▶ DATASET RECORDS
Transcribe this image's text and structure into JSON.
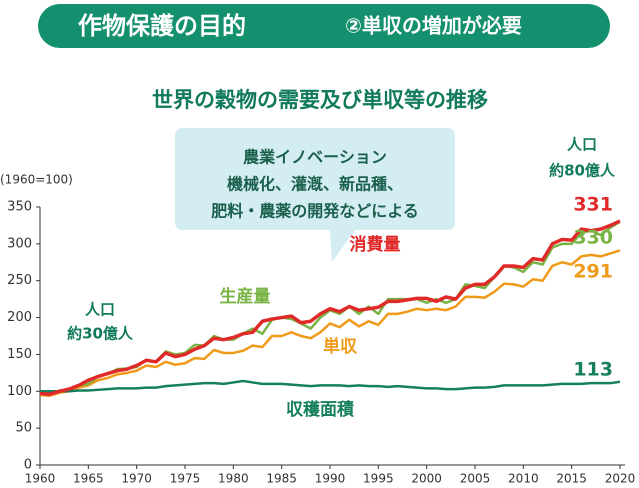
{
  "header": {
    "title": "作物保護の目的",
    "subtitle": "②単収の増加が必要"
  },
  "chart_data": {
    "type": "line",
    "title": "世界の穀物の需要及び単収等の推移",
    "ylabel": "(1960=100)",
    "x": [
      1960,
      1961,
      1962,
      1963,
      1964,
      1965,
      1966,
      1967,
      1968,
      1969,
      1970,
      1971,
      1972,
      1973,
      1974,
      1975,
      1976,
      1977,
      1978,
      1979,
      1980,
      1981,
      1982,
      1983,
      1984,
      1985,
      1986,
      1987,
      1988,
      1989,
      1990,
      1991,
      1992,
      1993,
      1994,
      1995,
      1996,
      1997,
      1998,
      1999,
      2000,
      2001,
      2002,
      2003,
      2004,
      2005,
      2006,
      2007,
      2008,
      2009,
      2010,
      2011,
      2012,
      2013,
      2014,
      2015,
      2016,
      2017,
      2018,
      2019,
      2020
    ],
    "xlim": [
      1960,
      2020
    ],
    "xticks": [
      1960,
      1965,
      1970,
      1975,
      1980,
      1985,
      1990,
      1995,
      2000,
      2005,
      2010,
      2015,
      2020
    ],
    "ylim": [
      0,
      350
    ],
    "yticks": [
      0,
      50,
      100,
      150,
      200,
      250,
      300,
      350
    ],
    "grid": false,
    "series": [
      {
        "name": "消費量",
        "color": "#e02a2a",
        "values": [
          97,
          96,
          100,
          103,
          108,
          115,
          120,
          124,
          128,
          130,
          135,
          142,
          140,
          152,
          147,
          150,
          157,
          162,
          172,
          170,
          173,
          178,
          180,
          195,
          198,
          200,
          202,
          193,
          195,
          205,
          212,
          208,
          215,
          210,
          212,
          214,
          222,
          222,
          224,
          226,
          226,
          222,
          228,
          225,
          240,
          245,
          245,
          255,
          270,
          270,
          268,
          280,
          278,
          300,
          306,
          305,
          320,
          318,
          320,
          325,
          331
        ]
      },
      {
        "name": "生産量",
        "color": "#78b443",
        "values": [
          100,
          96,
          101,
          102,
          108,
          110,
          120,
          124,
          130,
          131,
          133,
          143,
          140,
          154,
          150,
          152,
          163,
          162,
          175,
          170,
          170,
          178,
          185,
          178,
          197,
          200,
          198,
          192,
          185,
          200,
          210,
          205,
          215,
          205,
          215,
          205,
          225,
          225,
          225,
          225,
          220,
          225,
          220,
          225,
          245,
          243,
          240,
          255,
          270,
          268,
          262,
          275,
          272,
          295,
          300,
          300,
          315,
          318,
          312,
          322,
          330
        ]
      },
      {
        "name": "単収",
        "color": "#f09a1a",
        "values": [
          95,
          94,
          98,
          100,
          105,
          108,
          115,
          118,
          123,
          125,
          128,
          135,
          133,
          140,
          136,
          138,
          145,
          144,
          156,
          152,
          152,
          155,
          162,
          160,
          175,
          175,
          180,
          175,
          172,
          180,
          192,
          187,
          197,
          188,
          195,
          190,
          205,
          205,
          208,
          212,
          210,
          212,
          210,
          215,
          228,
          228,
          227,
          235,
          246,
          245,
          242,
          252,
          250,
          270,
          275,
          272,
          283,
          285,
          283,
          287,
          291
        ]
      },
      {
        "name": "収穫面積",
        "color": "#16805e",
        "values": [
          100,
          100,
          100,
          100,
          101,
          101,
          102,
          103,
          104,
          104,
          104,
          105,
          105,
          107,
          108,
          109,
          110,
          111,
          111,
          110,
          112,
          114,
          112,
          110,
          110,
          110,
          109,
          108,
          107,
          108,
          108,
          108,
          107,
          108,
          107,
          107,
          106,
          107,
          106,
          105,
          104,
          104,
          103,
          103,
          104,
          105,
          105,
          106,
          108,
          108,
          108,
          108,
          108,
          109,
          110,
          110,
          110,
          111,
          111,
          111,
          113
        ]
      }
    ],
    "annotations": [
      {
        "lines": [
          "人口",
          "約30億人"
        ]
      },
      {
        "lines": [
          "人口",
          "約80億人"
        ]
      },
      {
        "lines": [
          "農業イノベーション",
          "機械化、灌漑、新品種、",
          "肥料・農薬の開発などによる"
        ]
      }
    ]
  }
}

▶ TASK
Copy out all the records exactly, excluding pictures.

▶ RESPONSE TO THE TASK
Transcribe this image's text and structure into JSON.
{
  "header": {
    "title": "作物保護の目的",
    "subtitle": "②単収の増加が必要"
  },
  "chart_data": {
    "type": "line",
    "title": "世界の穀物の需要及び単収等の推移",
    "ylabel": "(1960=100)",
    "x": [
      1960,
      1961,
      1962,
      1963,
      1964,
      1965,
      1966,
      1967,
      1968,
      1969,
      1970,
      1971,
      1972,
      1973,
      1974,
      1975,
      1976,
      1977,
      1978,
      1979,
      1980,
      1981,
      1982,
      1983,
      1984,
      1985,
      1986,
      1987,
      1988,
      1989,
      1990,
      1991,
      1992,
      1993,
      1994,
      1995,
      1996,
      1997,
      1998,
      1999,
      2000,
      2001,
      2002,
      2003,
      2004,
      2005,
      2006,
      2007,
      2008,
      2009,
      2010,
      2011,
      2012,
      2013,
      2014,
      2015,
      2016,
      2017,
      2018,
      2019,
      2020
    ],
    "xlim": [
      1960,
      2020
    ],
    "xticks": [
      1960,
      1965,
      1970,
      1975,
      1980,
      1985,
      1990,
      1995,
      2000,
      2005,
      2010,
      2015,
      2020
    ],
    "ylim": [
      0,
      350
    ],
    "yticks": [
      0,
      50,
      100,
      150,
      200,
      250,
      300,
      350
    ],
    "grid": false,
    "series": [
      {
        "name": "消費量",
        "color": "#e02a2a",
        "values": [
          97,
          96,
          100,
          103,
          108,
          115,
          120,
          124,
          128,
          130,
          135,
          142,
          140,
          152,
          147,
          150,
          157,
          162,
          172,
          170,
          173,
          178,
          180,
          195,
          198,
          200,
          202,
          193,
          195,
          205,
          212,
          208,
          215,
          210,
          212,
          214,
          222,
          222,
          224,
          226,
          226,
          222,
          228,
          225,
          240,
          245,
          245,
          255,
          270,
          270,
          268,
          280,
          278,
          300,
          306,
          305,
          320,
          318,
          320,
          325,
          331
        ]
      },
      {
        "name": "生産量",
        "color": "#78b443",
        "values": [
          100,
          96,
          101,
          102,
          108,
          110,
          120,
          124,
          130,
          131,
          133,
          143,
          140,
          154,
          150,
          152,
          163,
          162,
          175,
          170,
          170,
          178,
          185,
          178,
          197,
          200,
          198,
          192,
          185,
          200,
          210,
          205,
          215,
          205,
          215,
          205,
          225,
          225,
          225,
          225,
          220,
          225,
          220,
          225,
          245,
          243,
          240,
          255,
          270,
          268,
          262,
          275,
          272,
          295,
          300,
          300,
          315,
          318,
          312,
          322,
          330
        ]
      },
      {
        "name": "単収",
        "color": "#f09a1a",
        "values": [
          95,
          94,
          98,
          100,
          105,
          108,
          115,
          118,
          123,
          125,
          128,
          135,
          133,
          140,
          136,
          138,
          145,
          144,
          156,
          152,
          152,
          155,
          162,
          160,
          175,
          175,
          180,
          175,
          172,
          180,
          192,
          187,
          197,
          188,
          195,
          190,
          205,
          205,
          208,
          212,
          210,
          212,
          210,
          215,
          228,
          228,
          227,
          235,
          246,
          245,
          242,
          252,
          250,
          270,
          275,
          272,
          283,
          285,
          283,
          287,
          291
        ]
      },
      {
        "name": "収穫面積",
        "color": "#16805e",
        "values": [
          100,
          100,
          100,
          100,
          101,
          101,
          102,
          103,
          104,
          104,
          104,
          105,
          105,
          107,
          108,
          109,
          110,
          111,
          111,
          110,
          112,
          114,
          112,
          110,
          110,
          110,
          109,
          108,
          107,
          108,
          108,
          108,
          107,
          108,
          107,
          107,
          106,
          107,
          106,
          105,
          104,
          104,
          103,
          103,
          104,
          105,
          105,
          106,
          108,
          108,
          108,
          108,
          108,
          109,
          110,
          110,
          110,
          111,
          111,
          111,
          113
        ]
      }
    ],
    "annotations": [
      {
        "lines": [
          "人口",
          "約30億人"
        ]
      },
      {
        "lines": [
          "人口",
          "約80億人"
        ]
      },
      {
        "lines": [
          "農業イノベーション",
          "機械化、灌漑、新品種、",
          "肥料・農薬の開発などによる"
        ]
      }
    ]
  }
}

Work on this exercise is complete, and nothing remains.